**Text**.
Want to go back to Chrome?
Resume all “chrome.exe” processes
The OS will swap in whatever it swapped out, and let Chrome ask for as much RAM as it feels like.
Free all working sets what the fucking hell??? No, no, no, I don’t want to send my full browser to swapfile just because of a greedy game. Loading back all the memory pages will take a lot of time when I want to switch back to the browser, and it will lag for quite some more time until all the not too frequently used but important is loaded back too. This also applies to the reverse: swapping the game out and back in will take a ton of time, and then it will have lag spikes when it needs a dozen of memory page that is somewhat more rarely used and haven’t been loaded back with all the rest. This nonsense of literally using all your ram “as a cache” but as working set just makes everything slower in the end. This just cannot be justified. There’s a reason I’m using a multi tasking PC instead of a single-tasking gaming console, which you can only use for one purpose at a time.
And don’t tell me to put my swapfile on my SSD. This is the perfect way of killing yours, with writing 16 GB of data every time you switch between windows.
I don’t want to send my full browser to swapfile just because of a greedy game
You don’t, most of the times the game doesn’t use all that memory anyways (or crashes if it tries to… so still, doesn’t use it).
Loading back all the memory pages will take a lot of time
No it won’t. Browsers preemptively allocate a bunch of RAM just in case they need it… then never use it. “Loading back” empty memory, takes zero time.

**Dataset excerpt**.
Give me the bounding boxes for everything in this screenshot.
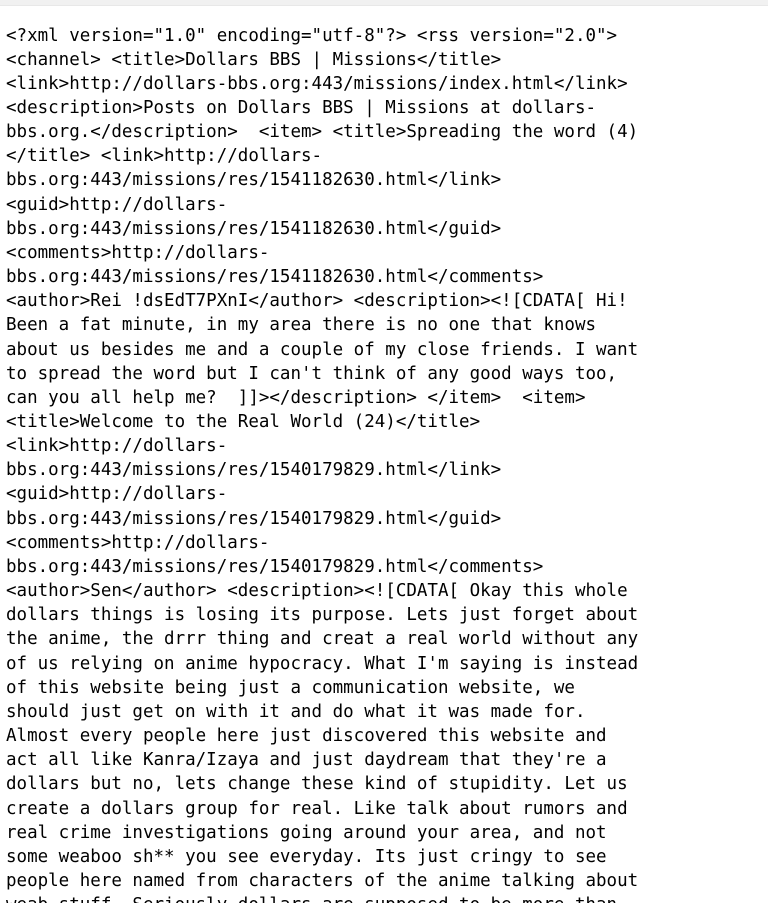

**Instruction A**.
In the discussion of Chrome and memory swapping, why does the reply claim that loading the browser's memory back takes no time?
**Instruction B**.
Continue the discussion of Chrome and memory swapping from where it stops.

**Right answer A**.
Browsers allocate a lot of RAM in advance in case they need it, and then never use it. Since that memory is empty, loading it back takes zero time.

**Right answer B**.
This also applies to the reverse
No it doesn’t. Games rarely can be suspended and resumed successfully, and they rarely allocate RAM that they aren’t going to use. I was clear when I said you suspend “chrome.exe”, not “your game.exe”. If you resume the browser without exiting the game, the game stays in RAM and the browser manages with what’s left (surprisingly, they manage to run a tab or two without a problem, which further proves they didn’t “really” need all that much RAM in the first place).
swapfile on my SSD. This is the perfect way of killing yours
My swapfile SSD got retired after 10 years when I switched to a NVMe, it’s an external drive now.
writing 16 GB of data every time you switch between windows.
As explained above, no you don’t, most of the data simply gets discarded, maybe 1-2GB of it gets actually written. To further expand on that, the swapfile gets constantly pre-populated with less changing in-RAM data so the OS can “swap it out” instantly. That same data stays in the swapfile after it gets read into RAM again, so it doesn’t get written to the swapfile over and over, only read back.
There’s a reason I’m using a multi tasking PC instead of a single-tasking gaming console
If you do, then you put more RAM in it. Otherwise, you can use it as a gaming console. Your choice.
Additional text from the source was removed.